■ **Job**: Set the data down again, exactly as it reads, but without the pictures.
** Begin Data shown **
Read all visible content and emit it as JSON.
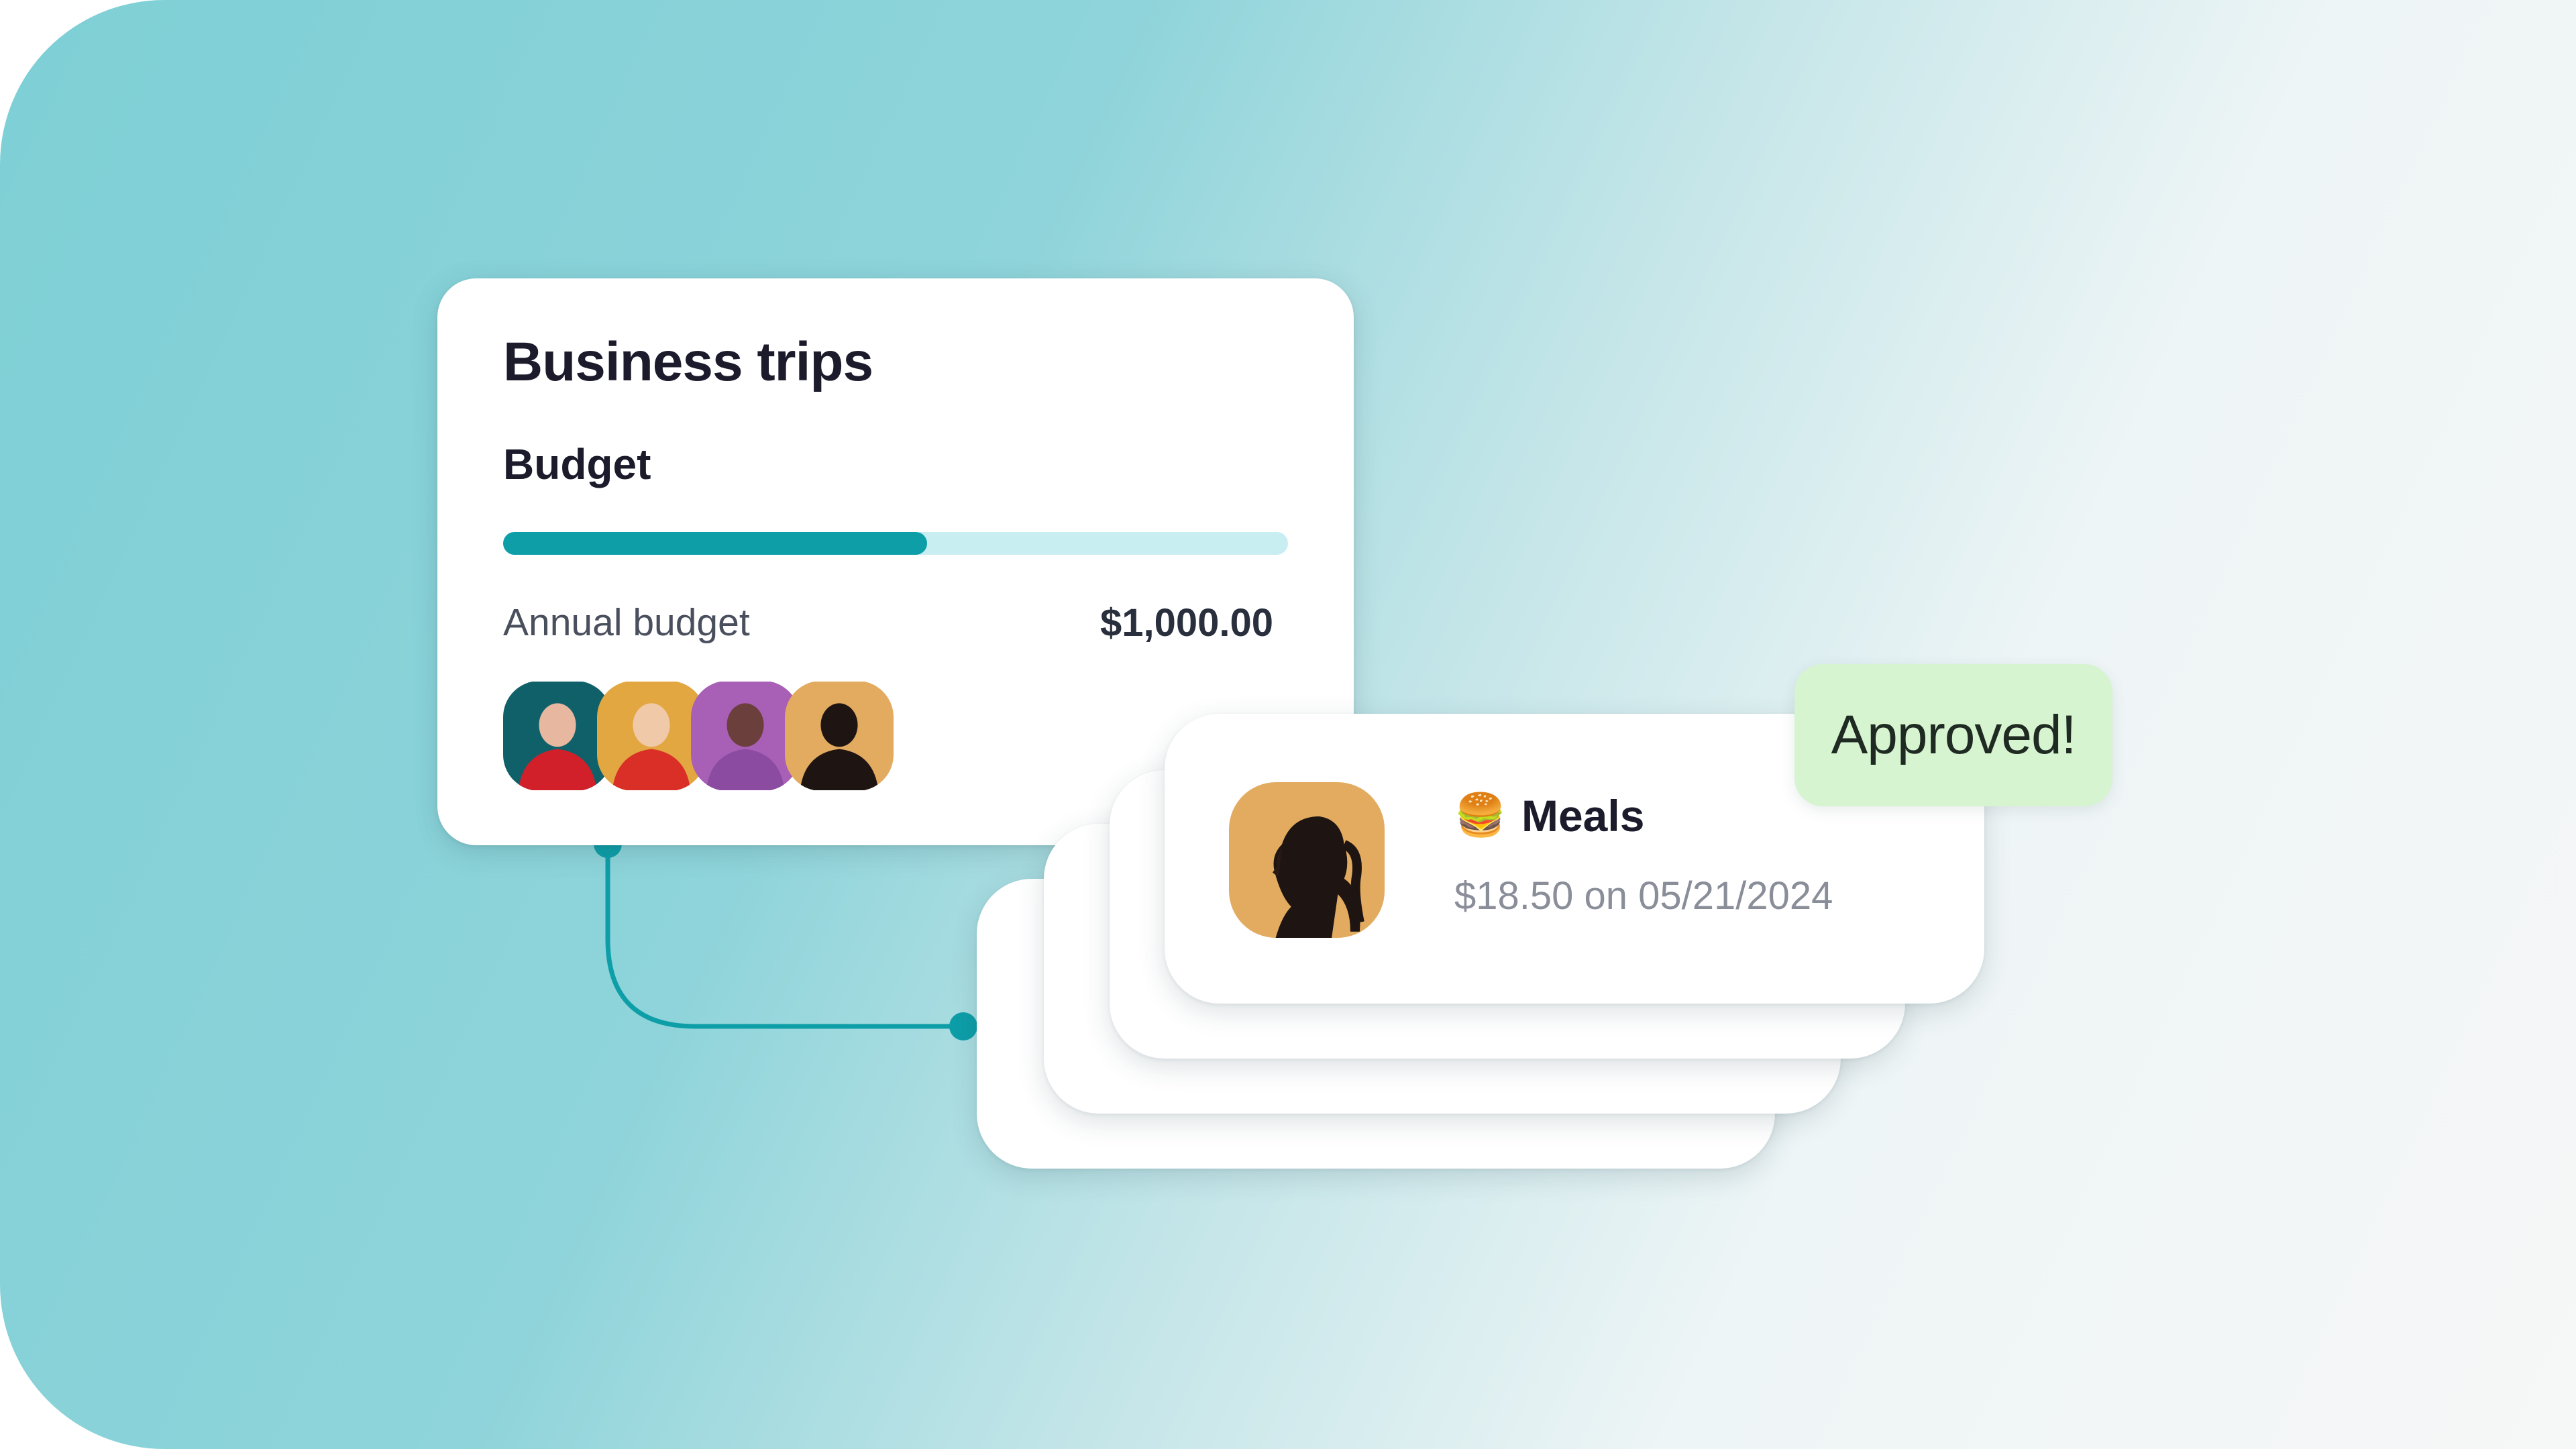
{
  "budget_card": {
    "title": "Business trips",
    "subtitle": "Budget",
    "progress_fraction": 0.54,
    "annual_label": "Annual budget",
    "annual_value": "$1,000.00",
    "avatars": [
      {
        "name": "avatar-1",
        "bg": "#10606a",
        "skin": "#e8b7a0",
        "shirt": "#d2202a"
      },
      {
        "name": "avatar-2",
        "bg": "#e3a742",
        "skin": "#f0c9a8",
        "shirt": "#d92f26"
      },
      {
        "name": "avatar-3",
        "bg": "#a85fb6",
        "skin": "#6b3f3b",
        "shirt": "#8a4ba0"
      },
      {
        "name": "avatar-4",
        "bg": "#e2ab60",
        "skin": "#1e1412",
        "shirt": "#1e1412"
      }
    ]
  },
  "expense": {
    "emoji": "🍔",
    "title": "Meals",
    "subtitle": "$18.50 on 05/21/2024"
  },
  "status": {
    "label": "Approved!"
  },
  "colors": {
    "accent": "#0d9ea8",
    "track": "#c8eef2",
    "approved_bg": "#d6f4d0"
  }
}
** End Data shown **
■ **Response to this exercise**:
Read all visible content and emit it as JSON.
{
  "budget_card": {
    "title": "Business trips",
    "subtitle": "Budget",
    "progress_fraction": 0.54,
    "annual_label": "Annual budget",
    "annual_value": "$1,000.00",
    "avatars": [
      {
        "name": "avatar-1",
        "bg": "#10606a",
        "skin": "#e8b7a0",
        "shirt": "#d2202a"
      },
      {
        "name": "avatar-2",
        "bg": "#e3a742",
        "skin": "#f0c9a8",
        "shirt": "#d92f26"
      },
      {
        "name": "avatar-3",
        "bg": "#a85fb6",
        "skin": "#6b3f3b",
        "shirt": "#8a4ba0"
      },
      {
        "name": "avatar-4",
        "bg": "#e2ab60",
        "skin": "#1e1412",
        "shirt": "#1e1412"
      }
    ]
  },
  "expense": {
    "emoji": "🍔",
    "title": "Meals",
    "subtitle": "$18.50 on 05/21/2024"
  },
  "status": {
    "label": "Approved!"
  },
  "colors": {
    "accent": "#0d9ea8",
    "track": "#c8eef2",
    "approved_bg": "#d6f4d0"
  }
}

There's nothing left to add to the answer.